Only the lines from the line containing "Convert this document image to plain text." through the final line of the entries should be printed, exactly as given, with the pictures left out.

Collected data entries
-- -- --
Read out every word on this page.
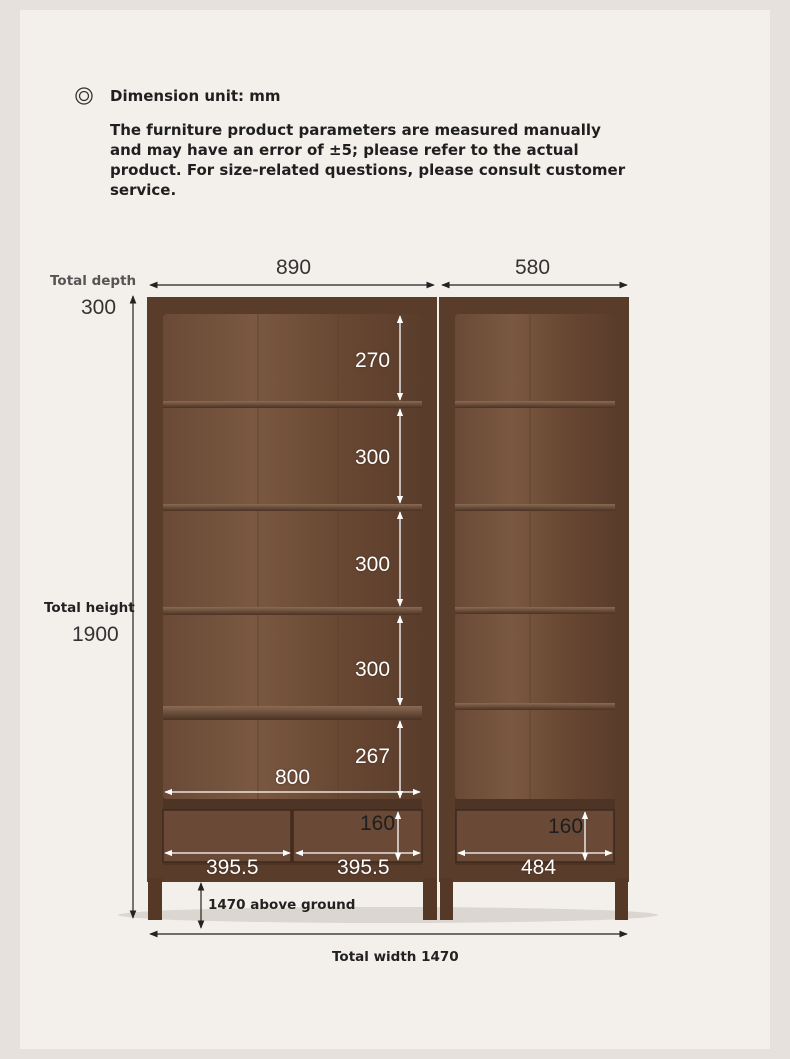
Dimension unit: mm
The furniture product parameters are measured manually and may have an error of ±5; please refer to the actual product. For size-related questions, please consult customer service.
Total depth
300
890	580
Total height
1900
270
300
300
300
267
800
160	160
395.5	395.5	484
1470 above ground
Total width 1470
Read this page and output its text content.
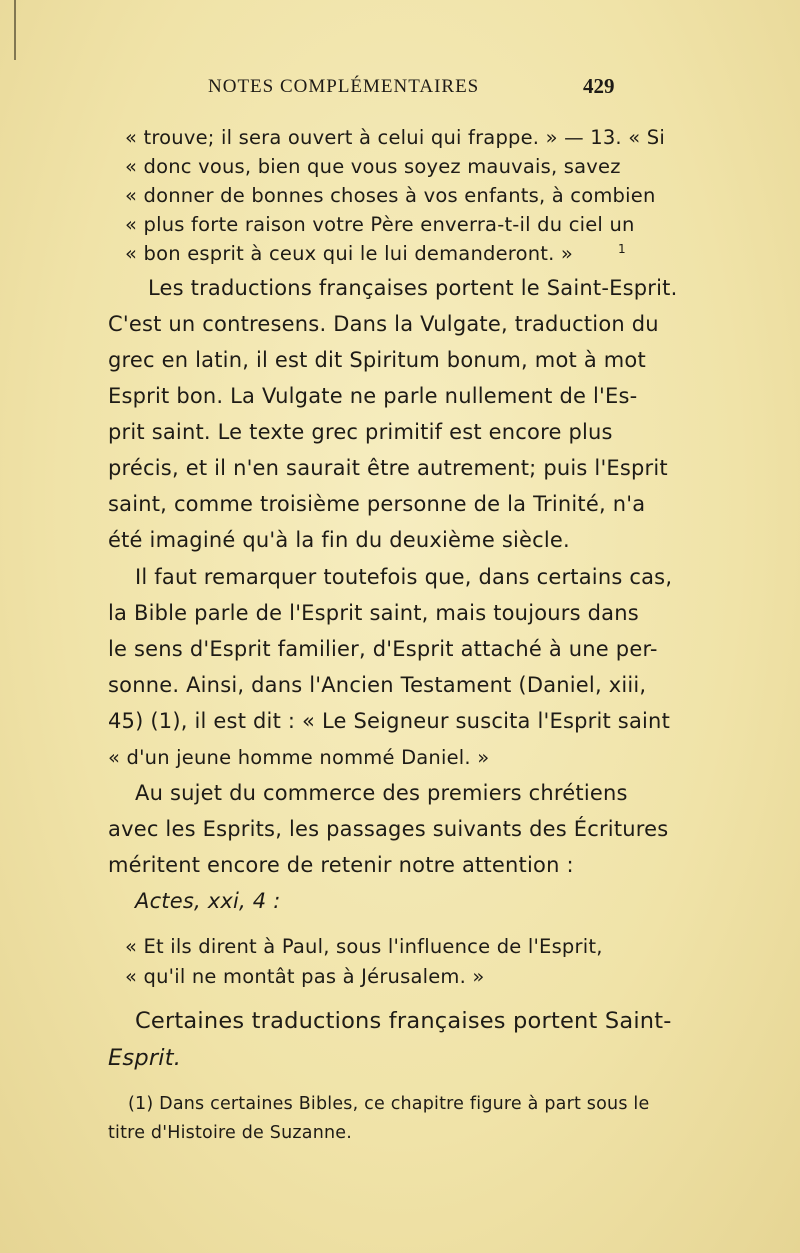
NOTES COMPLÉMENTAIRES	429
« trouve; il sera ouvert à celui qui frappe. » — 13. « Si
« donc vous, bien que vous soyez mauvais, savez
« donner de bonnes choses à vos enfants, à combien
« plus forte raison votre Père enverra-t-il du ciel un
« bon esprit à ceux qui le lui demanderont. »	1
Les traductions françaises portent le Saint-Esprit.
C'est un contresens. Dans la Vulgate, traduction du
grec en latin, il est dit Spiritum bonum, mot à mot
Esprit bon. La Vulgate ne parle nullement de l'Es-
prit saint. Le texte grec primitif est encore plus
précis, et il n'en saurait être autrement; puis l'Esprit
saint, comme troisième personne de la Trinité, n'a
été imaginé qu'à la fin du deuxième siècle.
Il faut remarquer toutefois que, dans certains cas,
la Bible parle de l'Esprit saint, mais toujours dans
le sens d'Esprit familier, d'Esprit attaché à une per-
sonne. Ainsi, dans l'Ancien Testament (Daniel, xiii,
45) (1), il est dit : « Le Seigneur suscita l'Esprit saint
« d'un jeune homme nommé Daniel. »
Au sujet du commerce des premiers chrétiens
avec les Esprits, les passages suivants des Écritures
méritent encore de retenir notre attention :
Actes, xxi, 4 :
« Et ils dirent à Paul, sous l'influence de l'Esprit,
« qu'il ne montât pas à Jérusalem. »
Certaines traductions françaises portent Saint-
Esprit.
(1) Dans certaines Bibles, ce chapitre figure à part sous le
titre d'Histoire de Suzanne.
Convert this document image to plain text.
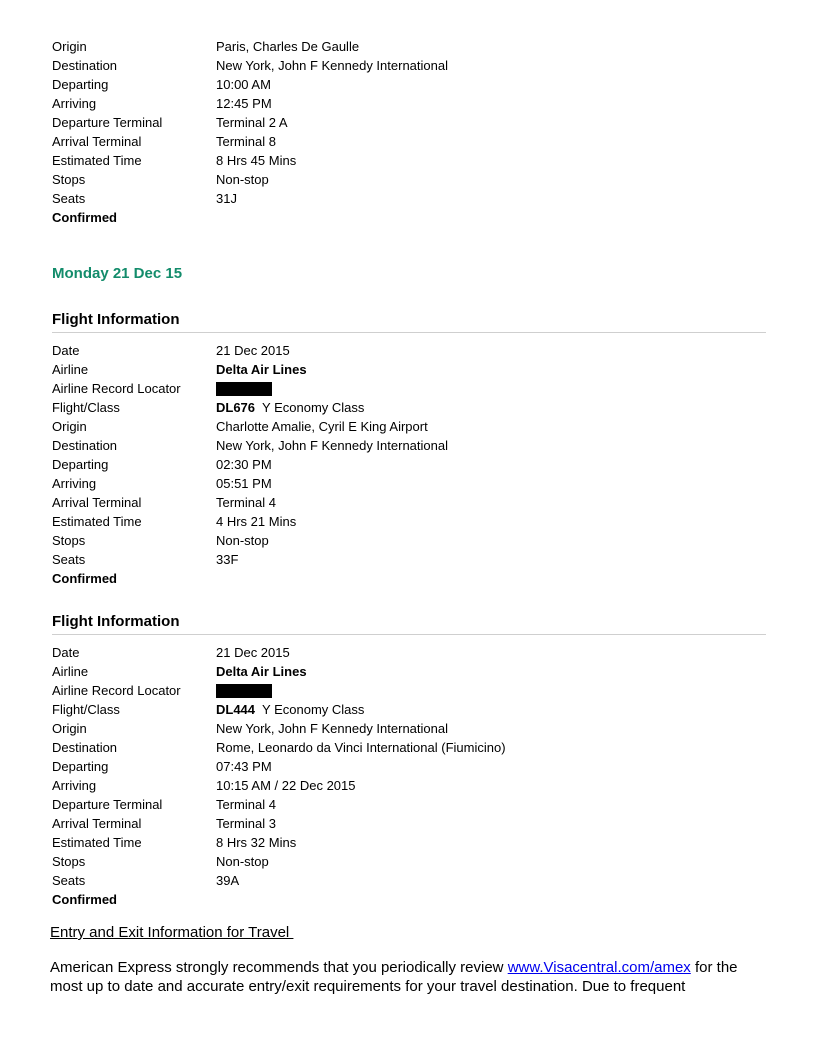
Origin	Paris, Charles De Gaulle
Destination	New York, John F Kennedy International
Departing	10:00 AM
Arriving	12:45 PM
Departure Terminal	Terminal 2 A
Arrival Terminal	Terminal 8
Estimated Time	8 Hrs 45 Mins
Stops	Non-stop
Seats	31J
Confirmed
Monday 21 Dec 15
Flight Information
Date	21 Dec 2015
Airline	Delta Air Lines
Airline Record Locator
Flight/Class	DL676 Y Economy Class
Origin	Charlotte Amalie, Cyril E King Airport
Destination	New York, John F Kennedy International
Departing	02:30 PM
Arriving	05:51 PM
Arrival Terminal	Terminal 4
Estimated Time	4 Hrs 21 Mins
Stops	Non-stop
Seats	33F
Confirmed
Flight Information
Date	21 Dec 2015
Airline	Delta Air Lines
Airline Record Locator
Flight/Class	DL444 Y Economy Class
Origin	New York, John F Kennedy International
Destination	Rome, Leonardo da Vinci International (Fiumicino)
Departing	07:43 PM
Arriving	10:15 AM / 22 Dec 2015
Departure Terminal	Terminal 4
Arrival Terminal	Terminal 3
Estimated Time	8 Hrs 32 Mins
Stops	Non-stop
Seats	39A
Confirmed
Entry and Exit Information for Travel
American Express strongly recommends that you periodically review www.Visacentral.com/amex for the most up to date and accurate entry/exit requirements for your travel destination. Due to frequent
-- -- --
▶ Complete answer:
Convert this document image to plain text.
Origin	Paris, Charles De Gaulle
Destination	New York, John F Kennedy International
Departing	10:00 AM
Arriving	12:45 PM
Departure Terminal	Terminal 2 A
Arrival Terminal	Terminal 8
Estimated Time	8 Hrs 45 Mins
Stops	Non-stop
Seats	31J
Confirmed
Monday 21 Dec 15
Flight Information
Date	21 Dec 2015
Airline	Delta Air Lines
Airline Record Locator
Flight/Class	DL676 Y Economy Class
Origin	Charlotte Amalie, Cyril E King Airport
Destination	New York, John F Kennedy International
Departing	02:30 PM
Arriving	05:51 PM
Arrival Terminal	Terminal 4
Estimated Time	4 Hrs 21 Mins
Stops	Non-stop
Seats	33F
Confirmed
Flight Information
Date	21 Dec 2015
Airline	Delta Air Lines
Airline Record Locator
Flight/Class	DL444 Y Economy Class
Origin	New York, John F Kennedy International
Destination	Rome, Leonardo da Vinci International (Fiumicino)
Departing	07:43 PM
Arriving	10:15 AM / 22 Dec 2015
Departure Terminal	Terminal 4
Arrival Terminal	Terminal 3
Estimated Time	8 Hrs 32 Mins
Stops	Non-stop
Seats	39A
Confirmed
Entry and Exit Information for Travel
American Express strongly recommends that you periodically review www.Visacentral.com/amex for the most up to date and accurate entry/exit requirements for your travel destination. Due to frequent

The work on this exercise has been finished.